● **WHAT NEEDS TO BE DONE**: For the data below, report the number of lines that contain the string "Parochi" and nothing else.
☆ ☆ ☆ ☆
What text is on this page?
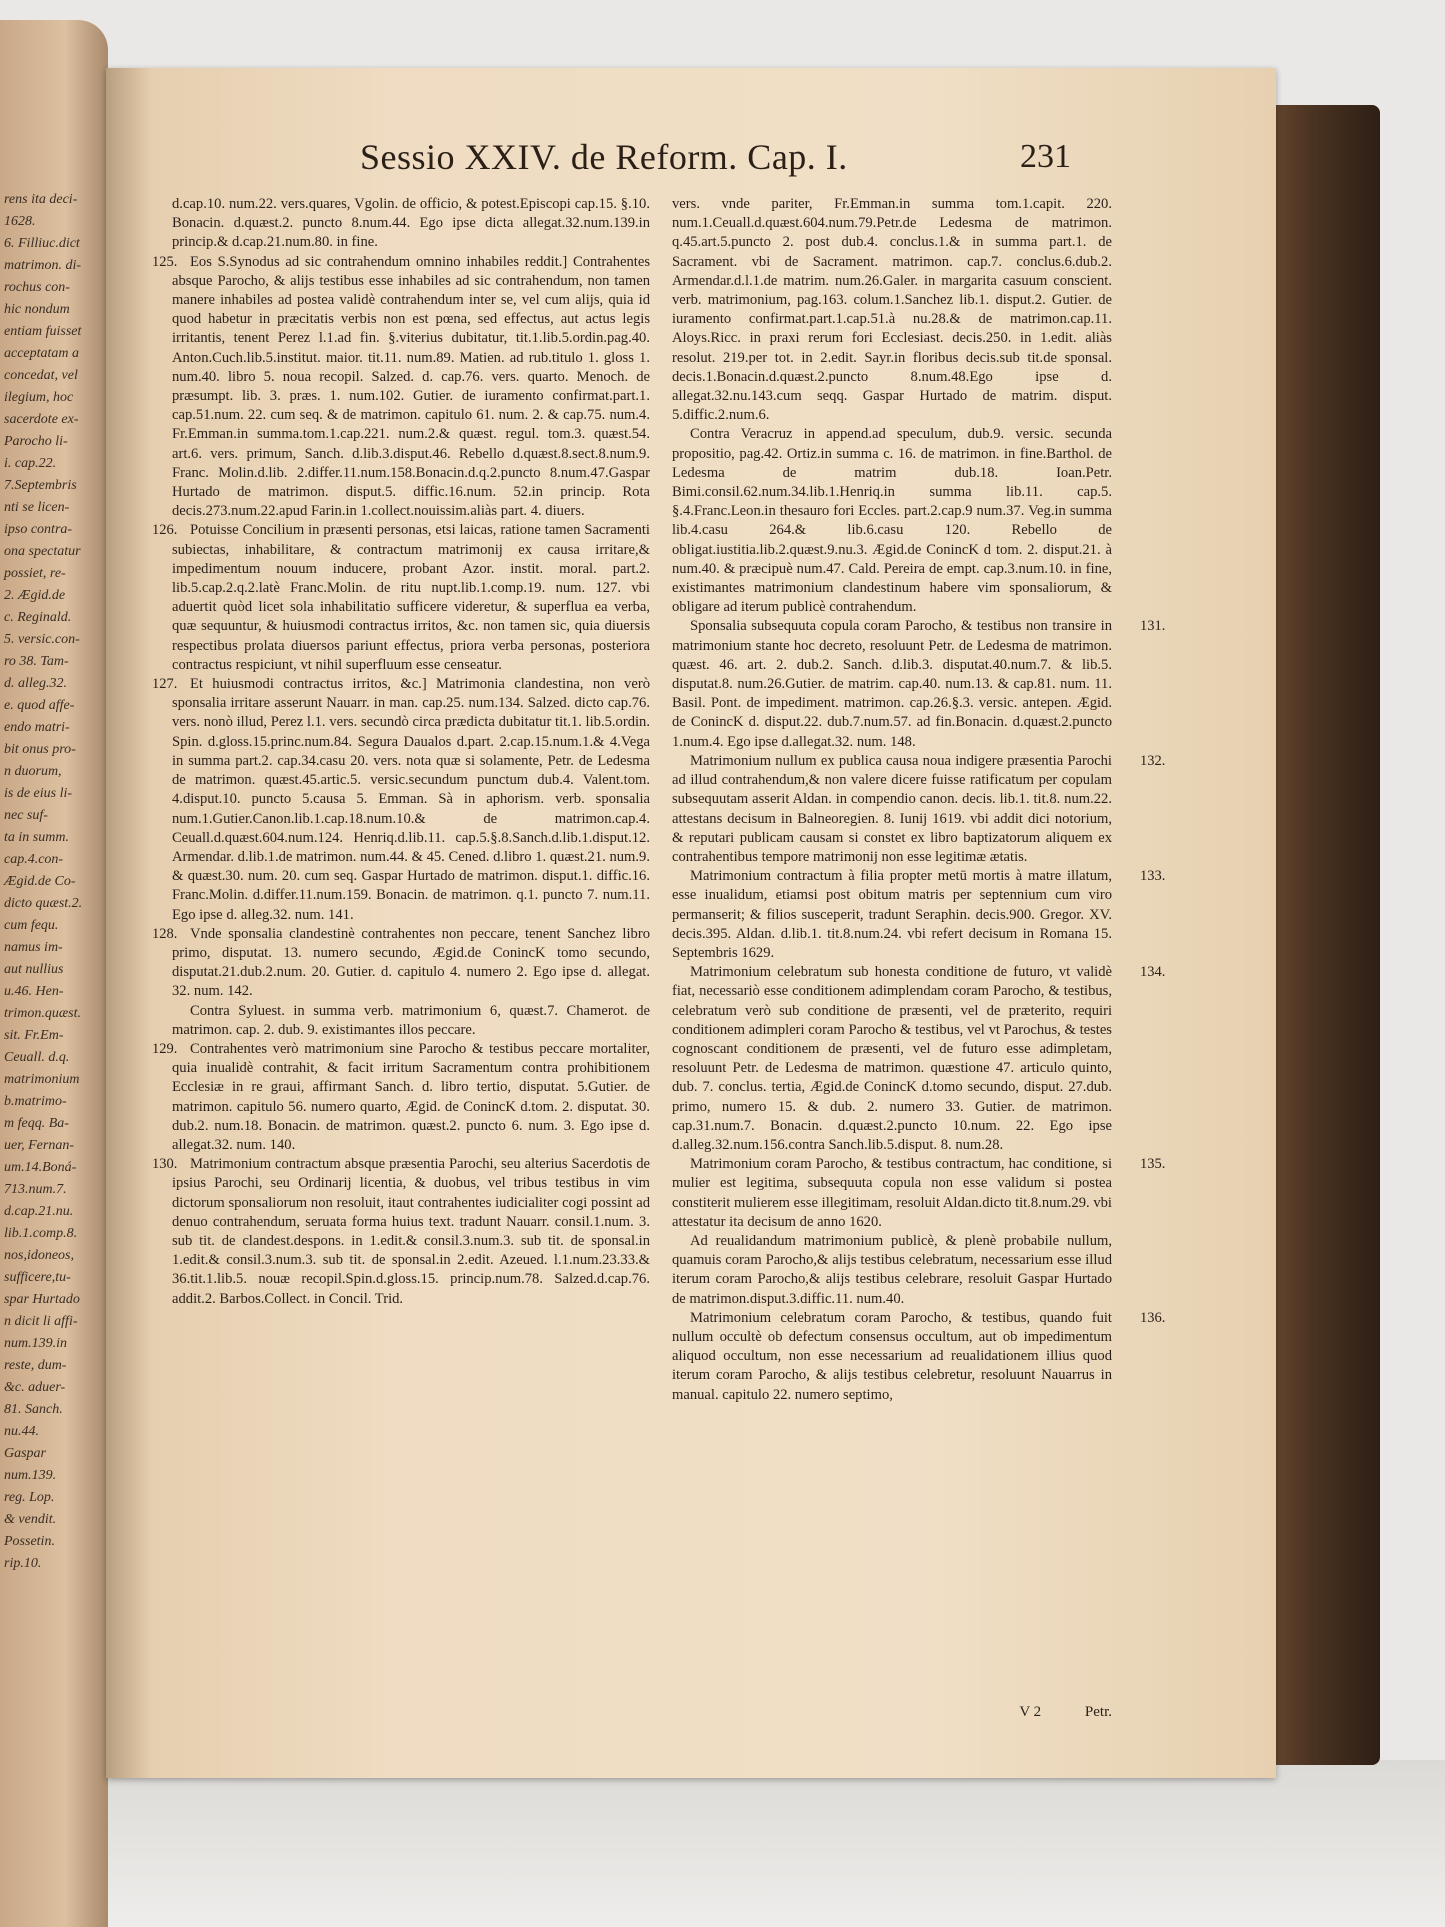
rens ita deci-
1628.
6. Filliuc.dict
matrimon. di-
rochus con-
hic nondum
entiam fuisset
acceptatam a
concedat, vel
ilegium, hoc
sacerdote ex-
Parocho li-
i. cap.22.
7.Septembris
nti se licen-
ipso contra-
ona spectatur
possiet, re-
2. Ægid.de
c. Reginald.
5. versic.con-
ro 38. Tam-
d. alleg.32.
e. quod affe-
endo matri-
bit onus pro-
n duorum,
is de eius li-
nec suf-
ta in summ.
cap.4.con-
Ægid.de Co-
dicto quæst.2.
cum fequ.
namus im-
aut nullius
u.46. Hen-
trimon.quæst.
sit. Fr.Em-
Ceuall. d.q.
matrimonium
b.matrimo-
m feqq. Ba-
uer, Fernan-
um.14.Boná-
713.num.7.
d.cap.21.nu.
lib.1.comp.8.
nos,idoneos,
sufficere,tu-
spar Hurtado
n dicit li affi-
num.139.in
reste, dum-
&c. aduer-
81. Sanch.
nu.44.
Gaspar
num.139.
reg. Lop.
& vendit.
Possetin.
rip.10.
Sessio XXIV. de Reform. Cap. I.	231

d.cap.10. num.22. vers.quares, Vgolin. de officio, & potest.Episcopi cap.15. §.10. Bonacin. d.quæst.2. puncto 8.num.44. Ego ipse dicta allegat.32.num.139.in princip.& d.cap.21.num.80. in fine.

125. Eos S.Synodus ad sic contrahendum omnino inhabiles reddit.] Contrahentes absque Parocho, & alijs testibus esse inhabiles ad sic contrahendum, non tamen manere inhabiles ad postea validè contrahendum inter se, vel cum alijs, quia id quod habetur in præcitatis verbis non est pœna, sed effectus, aut actus legis irritantis, tenent Perez l.1.ad fin. §.viterius dubitatur, tit.1.lib.5.ordin.pag.40. Anton.Cuch.lib.5.institut. maior. tit.11. num.89. Matien. ad rub.titulo 1. gloss 1. num.40. libro 5. noua recopil. Salzed. d. cap.76. vers. quarto. Menoch. de præsumpt. lib. 3. præs. 1. num.102. Gutier. de iuramento confirmat.part.1. cap.51.num. 22. cum seq. & de matrimon. capitulo 61. num. 2. & cap.75. num.4. Fr.Emman.in summa.tom.1.cap.221. num.2.& quæst. regul. tom.3. quæst.54. art.6. vers. primum, Sanch. d.lib.3.disput.46. Rebello d.quæst.8.sect.8.num.9. Franc. Molin.d.lib. 2.differ.11.num.158.Bonacin.d.q.2.puncto 8.num.47.Gaspar Hurtado de matrimon. disput.5. diffic.16.num. 52.in princip. Rota decis.273.num.22.apud Farin.in 1.collect.nouissim.aliàs part. 4. diuers.

126. Potuisse Concilium in præsenti personas, etsi laicas, ratione tamen Sacramenti subiectas, inhabilitare, & contractum matrimonij ex causa irritare,& impedimentum nouum inducere, probant Azor. instit. moral. part.2. lib.5.cap.2.q.2.latè Franc.Molin. de ritu nupt.lib.1.comp.19. num. 127. vbi aduertit quòd licet sola inhabilitatio sufficere videretur, & superflua ea verba, quæ sequuntur, & huiusmodi contractus irritos, &c. non tamen sic, quia diuersis respectibus prolata diuersos pariunt effectus, priora verba personas, posteriora contractus respiciunt, vt nihil superfluum esse censeatur.

127. Et huiusmodi contractus irritos, &c.] Matrimonia clandestina, non verò sponsalia irritare asserunt Nauarr. in man. cap.25. num.134. Salzed. dicto cap.76. vers. nonò illud, Perez l.1. vers. secundò circa prædicta dubitatur tit.1. lib.5.ordin. Spin. d.gloss.15.princ.num.84. Segura Daualos d.part. 2.cap.15.num.1.& 4.Vega in summa part.2. cap.34.casu 20. vers. nota quæ si solamente, Petr. de Ledesma de matrimon. quæst.45.artic.5. versic.secundum punctum dub.4. Valent.tom. 4.disput.10. puncto 5.causa 5. Emman. Sà in aphorism. verb. sponsalia num.1.Gutier.Canon.lib.1.cap.18.num.10.& de matrimon.cap.4. Ceuall.d.quæst.604.num.124. Henriq.d.lib.11. cap.5.§.8.Sanch.d.lib.1.disput.12. Armendar. d.lib.1.de matrimon. num.44. & 45. Cened. d.libro 1. quæst.21. num.9. & quæst.30. num. 20. cum seq. Gaspar Hurtado de matrimon. disput.1. diffic.16. Franc.Molin. d.differ.11.num.159. Bonacin. de matrimon. q.1. puncto 7. num.11. Ego ipse d. alleg.32. num. 141.

128. Vnde sponsalia clandestinè contrahentes non peccare, tenent Sanchez libro primo, disputat. 13. numero secundo, Ægid.de ConincK tomo secundo, disputat.21.dub.2.num. 20. Gutier. d. capitulo 4. numero 2. Ego ipse d. allegat. 32. num. 142.

Contra Syluest. in summa verb. matrimonium 6, quæst.7. Chamerot. de matrimon. cap. 2. dub. 9. existimantes illos peccare.

129. Contrahentes verò matrimonium sine Parocho & testibus peccare mortaliter, quia inualidè contrahit, & facit irritum Sacramentum contra prohibitionem Ecclesiæ in re graui, affirmant Sanch. d. libro tertio, disputat. 5.Gutier. de matrimon. capitulo 56. numero quarto, Ægid. de ConincK d.tom. 2. disputat. 30. dub.2. num.18. Bonacin. de matrimon. quæst.2. puncto 6. num. 3. Ego ipse d. allegat.32. num. 140.

130. Matrimonium contractum absque præsentia Parochi, seu alterius Sacerdotis de ipsius Parochi, seu Ordinarij licentia, & duobus, vel tribus testibus in vim dictorum sponsaliorum non resoluit, itaut contrahentes iudicialiter cogi possint ad denuo contrahendum, seruata forma huius text. tradunt Nauarr. consil.1.num. 3. sub tit. de clandest.despons. in 1.edit.& consil.3.num.3. sub tit. de sponsal.in 1.edit.& consil.3.num.3. sub tit. de sponsal.in 2.edit. Azeued. l.1.num.23.33.& 36.tit.1.lib.5. nouæ recopil.Spin.d.gloss.15. princip.num.78. Salzed.d.cap.76. addit.2. Barbos.Collect. in Concil. Trid.

vers. vnde pariter, Fr.Emman.in summa tom.1.capit. 220. num.1.Ceuall.d.quæst.604.num.79.Petr.de Ledesma de matrimon. q.45.art.5.puncto 2. post dub.4. conclus.1.& in summa part.1. de Sacrament. vbi de Sacrament. matrimon. cap.7. conclus.6.dub.2. Armendar.d.l.1.de matrim. num.26.Galer. in margarita casuum conscient. verb. matrimonium, pag.163. colum.1.Sanchez lib.1. disput.2. Gutier. de iuramento confirmat.part.1.cap.51.à nu.28.& de matrimon.cap.11. Aloys.Ricc. in praxi rerum fori Ecclesiast. decis.250. in 1.edit. aliàs resolut. 219.per tot. in 2.edit. Sayr.in floribus decis.sub tit.de sponsal. decis.1.Bonacin.d.quæst.2.puncto 8.num.48.Ego ipse d. allegat.32.nu.143.cum seqq. Gaspar Hurtado de matrim. disput. 5.diffic.2.num.6.

Contra Veracruz in append.ad speculum, dub.9. versic. secunda propositio, pag.42. Ortiz.in summa c. 16. de matrimon. in fine.Barthol. de Ledesma de matrim dub.18. Ioan.Petr. Bimi.consil.62.num.34.lib.1.Henriq.in summa lib.11. cap.5. §.4.Franc.Leon.in thesauro fori Eccles. part.2.cap.9 num.37. Veg.in summa lib.4.casu 264.& lib.6.casu 120. Rebello de obligat.iustitia.lib.2.quæst.9.nu.3. Ægid.de ConincK d tom. 2. disput.21. à num.40. & præcipuè num.47. Cald. Pereira de empt. cap.3.num.10. in fine, existimantes matrimonium clandestinum habere vim sponsaliorum, & obligare ad iterum publicè contrahendum.

131.
Sponsalia subsequuta copula coram Parocho, & testibus non transire in matrimonium stante hoc decreto, resoluunt Petr. de Ledesma de matrimon. quæst. 46. art. 2. dub.2. Sanch. d.lib.3. disputat.40.num.7. & lib.5. disputat.8. num.26.Gutier. de matrim. cap.40. num.13. & cap.81. num. 11. Basil. Pont. de impediment. matrimon. cap.26.§.3. versic. antepen. Ægid. de ConincK d. disput.22. dub.7.num.57. ad fin.Bonacin. d.quæst.2.puncto 1.num.4. Ego ipse d.allegat.32. num. 148.

132.
Matrimonium nullum ex publica causa noua indigere præsentia Parochi ad illud contrahendum,& non valere dicere fuisse ratificatum per copulam subsequutam asserit Aldan. in compendio canon. decis. lib.1. tit.8. num.22. attestans decisum in Balneoregien. 8. Iunij 1619. vbi addit dici notorium, & reputari publicam causam si constet ex libro baptizatorum aliquem ex contrahentibus tempore matrimonij non esse legitimæ ætatis.

133.
Matrimonium contractum à filia propter metū mortis à matre illatum, esse inualidum, etiamsi post obitum matris per septennium cum viro permanserit; & filios susceperit, tradunt Seraphin. decis.900. Gregor. XV. decis.395. Aldan. d.lib.1. tit.8.num.24. vbi refert decisum in Romana 15. Septembris 1629.

134.
Matrimonium celebratum sub honesta conditione de futuro, vt validè fiat, necessariò esse conditionem adimplendam coram Parocho, & testibus, celebratum verò sub conditione de præsenti, vel de præterito, requiri conditionem adimpleri coram Parocho & testibus, vel vt Parochus, & testes cognoscant conditionem de præsenti, vel de futuro esse adimpletam, resoluunt Petr. de Ledesma de matrimon. quæstione 47. articulo quinto, dub. 7. conclus. tertia, Ægid.de ConincK d.tomo secundo, disput. 27.dub. primo, numero 15. & dub. 2. numero 33. Gutier. de matrimon. cap.31.num.7. Bonacin. d.quæst.2.puncto 10.num. 22. Ego ipse d.alleg.32.num.156.contra Sanch.lib.5.disput. 8. num.28.

135.
Matrimonium coram Parocho, & testibus contractum, hac conditione, si mulier est legitima, subsequuta copula non esse validum si postea constiterit mulierem esse illegitimam, resoluit Aldan.dicto tit.8.num.29. vbi attestatur ita decisum de anno 1620.

Ad reualidandum matrimonium publicè, & plenè probabile nullum, quamuis coram Parocho,& alijs testibus celebratum, necessarium esse illud iterum coram Parocho,& alijs testibus celebrare, resoluit Gaspar Hurtado de matrimon.disput.3.diffic.11. num.40.

136.
Matrimonium celebratum coram Parocho, & testibus, quando fuit nullum occultè ob defectum consensus occultum, aut ob impedimentum aliquod occultum, non esse necessarium ad reualidationem illius quod iterum coram Parocho, & alijs testibus celebretur, resoluunt Nauarrus in manual. capitulo 22. numero septimo,

V 2	Petr.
☆ ☆ ☆ ☆
● **SOLUTION FOR THIS PROBLEM**: 2